Exercise details –
Print all records exactly, leaving nothing out.

Records to use –
________________________

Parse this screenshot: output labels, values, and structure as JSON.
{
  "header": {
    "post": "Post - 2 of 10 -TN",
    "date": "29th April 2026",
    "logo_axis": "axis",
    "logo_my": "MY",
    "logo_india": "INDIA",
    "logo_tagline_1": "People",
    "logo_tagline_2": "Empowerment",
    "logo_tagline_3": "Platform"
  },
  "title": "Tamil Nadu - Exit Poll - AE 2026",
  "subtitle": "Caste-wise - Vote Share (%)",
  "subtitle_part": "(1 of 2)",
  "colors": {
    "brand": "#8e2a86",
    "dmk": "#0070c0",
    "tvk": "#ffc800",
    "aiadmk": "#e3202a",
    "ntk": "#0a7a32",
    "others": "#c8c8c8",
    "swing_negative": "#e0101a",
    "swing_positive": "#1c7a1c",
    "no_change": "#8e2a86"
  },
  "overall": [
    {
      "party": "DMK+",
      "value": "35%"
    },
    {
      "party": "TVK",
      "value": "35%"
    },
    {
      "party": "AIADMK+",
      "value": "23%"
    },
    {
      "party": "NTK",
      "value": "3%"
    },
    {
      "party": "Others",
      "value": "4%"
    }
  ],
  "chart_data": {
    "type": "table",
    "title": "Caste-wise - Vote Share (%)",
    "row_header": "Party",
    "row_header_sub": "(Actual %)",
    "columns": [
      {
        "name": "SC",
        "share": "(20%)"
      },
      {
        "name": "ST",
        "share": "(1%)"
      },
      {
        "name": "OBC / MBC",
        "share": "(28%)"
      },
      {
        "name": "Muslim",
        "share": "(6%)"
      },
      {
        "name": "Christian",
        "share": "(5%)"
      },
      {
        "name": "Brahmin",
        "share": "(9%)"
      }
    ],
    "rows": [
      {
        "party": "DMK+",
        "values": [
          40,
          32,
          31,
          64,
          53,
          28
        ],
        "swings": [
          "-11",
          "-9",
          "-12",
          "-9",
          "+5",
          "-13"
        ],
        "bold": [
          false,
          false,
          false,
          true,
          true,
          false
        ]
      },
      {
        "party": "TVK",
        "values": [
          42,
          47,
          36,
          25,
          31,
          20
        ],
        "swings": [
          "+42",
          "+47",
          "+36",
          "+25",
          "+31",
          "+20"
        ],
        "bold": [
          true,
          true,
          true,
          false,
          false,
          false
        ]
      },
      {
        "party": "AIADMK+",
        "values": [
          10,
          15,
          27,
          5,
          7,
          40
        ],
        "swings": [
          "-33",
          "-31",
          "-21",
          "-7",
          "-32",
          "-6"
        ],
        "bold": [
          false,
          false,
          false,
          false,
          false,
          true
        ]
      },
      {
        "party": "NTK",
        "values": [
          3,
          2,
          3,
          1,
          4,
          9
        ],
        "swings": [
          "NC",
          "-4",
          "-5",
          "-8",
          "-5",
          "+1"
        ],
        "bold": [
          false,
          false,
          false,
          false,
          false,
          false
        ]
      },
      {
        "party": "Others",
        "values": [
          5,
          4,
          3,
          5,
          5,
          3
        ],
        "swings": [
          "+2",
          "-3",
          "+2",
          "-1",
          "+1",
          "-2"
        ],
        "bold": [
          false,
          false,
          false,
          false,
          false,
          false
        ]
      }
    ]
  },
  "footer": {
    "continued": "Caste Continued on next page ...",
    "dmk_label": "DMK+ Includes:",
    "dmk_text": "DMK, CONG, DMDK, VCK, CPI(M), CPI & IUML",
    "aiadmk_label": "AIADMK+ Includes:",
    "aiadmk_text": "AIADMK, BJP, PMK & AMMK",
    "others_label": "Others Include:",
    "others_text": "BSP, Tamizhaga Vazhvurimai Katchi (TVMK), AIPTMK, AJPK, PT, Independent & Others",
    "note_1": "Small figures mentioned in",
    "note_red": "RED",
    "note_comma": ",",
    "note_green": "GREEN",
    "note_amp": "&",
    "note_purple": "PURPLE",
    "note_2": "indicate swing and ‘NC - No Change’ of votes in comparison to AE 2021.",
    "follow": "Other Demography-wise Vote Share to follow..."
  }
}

________________________

Task response –
Parse this screenshot: output labels, values, and structure as JSON.
{
  "header": {
    "post": "Post - 2 of 10 -TN",
    "date": "29th April 2026",
    "logo_axis": "axis",
    "logo_my": "MY",
    "logo_india": "INDIA",
    "logo_tagline_1": "People",
    "logo_tagline_2": "Empowerment",
    "logo_tagline_3": "Platform"
  },
  "title": "Tamil Nadu - Exit Poll - AE 2026",
  "subtitle": "Caste-wise - Vote Share (%)",
  "subtitle_part": "(1 of 2)",
  "colors": {
    "brand": "#8e2a86",
    "dmk": "#0070c0",
    "tvk": "#ffc800",
    "aiadmk": "#e3202a",
    "ntk": "#0a7a32",
    "others": "#c8c8c8",
    "swing_negative": "#e0101a",
    "swing_positive": "#1c7a1c",
    "no_change": "#8e2a86"
  },
  "overall": [
    {
      "party": "DMK+",
      "value": "35%"
    },
    {
      "party": "TVK",
      "value": "35%"
    },
    {
      "party": "AIADMK+",
      "value": "23%"
    },
    {
      "party": "NTK",
      "value": "3%"
    },
    {
      "party": "Others",
      "value": "4%"
    }
  ],
  "chart_data": {
    "type": "table",
    "title": "Caste-wise - Vote Share (%)",
    "row_header": "Party",
    "row_header_sub": "(Actual %)",
    "columns": [
      {
        "name": "SC",
        "share": "(20%)"
      },
      {
        "name": "ST",
        "share": "(1%)"
      },
      {
        "name": "OBC / MBC",
        "share": "(28%)"
      },
      {
        "name": "Muslim",
        "share": "(6%)"
      },
      {
        "name": "Christian",
        "share": "(5%)"
      },
      {
        "name": "Brahmin",
        "share": "(9%)"
      }
    ],
    "rows": [
      {
        "party": "DMK+",
        "values": [
          40,
          32,
          31,
          64,
          53,
          28
        ],
        "swings": [
          "-11",
          "-9",
          "-12",
          "-9",
          "+5",
          "-13"
        ],
        "bold": [
          false,
          false,
          false,
          true,
          true,
          false
        ]
      },
      {
        "party": "TVK",
        "values": [
          42,
          47,
          36,
          25,
          31,
          20
        ],
        "swings": [
          "+42",
          "+47",
          "+36",
          "+25",
          "+31",
          "+20"
        ],
        "bold": [
          true,
          true,
          true,
          false,
          false,
          false
        ]
      },
      {
        "party": "AIADMK+",
        "values": [
          10,
          15,
          27,
          5,
          7,
          40
        ],
        "swings": [
          "-33",
          "-31",
          "-21",
          "-7",
          "-32",
          "-6"
        ],
        "bold": [
          false,
          false,
          false,
          false,
          false,
          true
        ]
      },
      {
        "party": "NTK",
        "values": [
          3,
          2,
          3,
          1,
          4,
          9
        ],
        "swings": [
          "NC",
          "-4",
          "-5",
          "-8",
          "-5",
          "+1"
        ],
        "bold": [
          false,
          false,
          false,
          false,
          false,
          false
        ]
      },
      {
        "party": "Others",
        "values": [
          5,
          4,
          3,
          5,
          5,
          3
        ],
        "swings": [
          "+2",
          "-3",
          "+2",
          "-1",
          "+1",
          "-2"
        ],
        "bold": [
          false,
          false,
          false,
          false,
          false,
          false
        ]
      }
    ]
  },
  "footer": {
    "continued": "Caste Continued on next page ...",
    "dmk_label": "DMK+ Includes:",
    "dmk_text": "DMK, CONG, DMDK, VCK, CPI(M), CPI & IUML",
    "aiadmk_label": "AIADMK+ Includes:",
    "aiadmk_text": "AIADMK, BJP, PMK & AMMK",
    "others_label": "Others Include:",
    "others_text": "BSP, Tamizhaga Vazhvurimai Katchi (TVMK), AIPTMK, AJPK, PT, Independent & Others",
    "note_1": "Small figures mentioned in",
    "note_red": "RED",
    "note_comma": ",",
    "note_green": "GREEN",
    "note_amp": "&",
    "note_purple": "PURPLE",
    "note_2": "indicate swing and ‘NC - No Change’ of votes in comparison to AE 2021.",
    "follow": "Other Demography-wise Vote Share to follow..."
  }
}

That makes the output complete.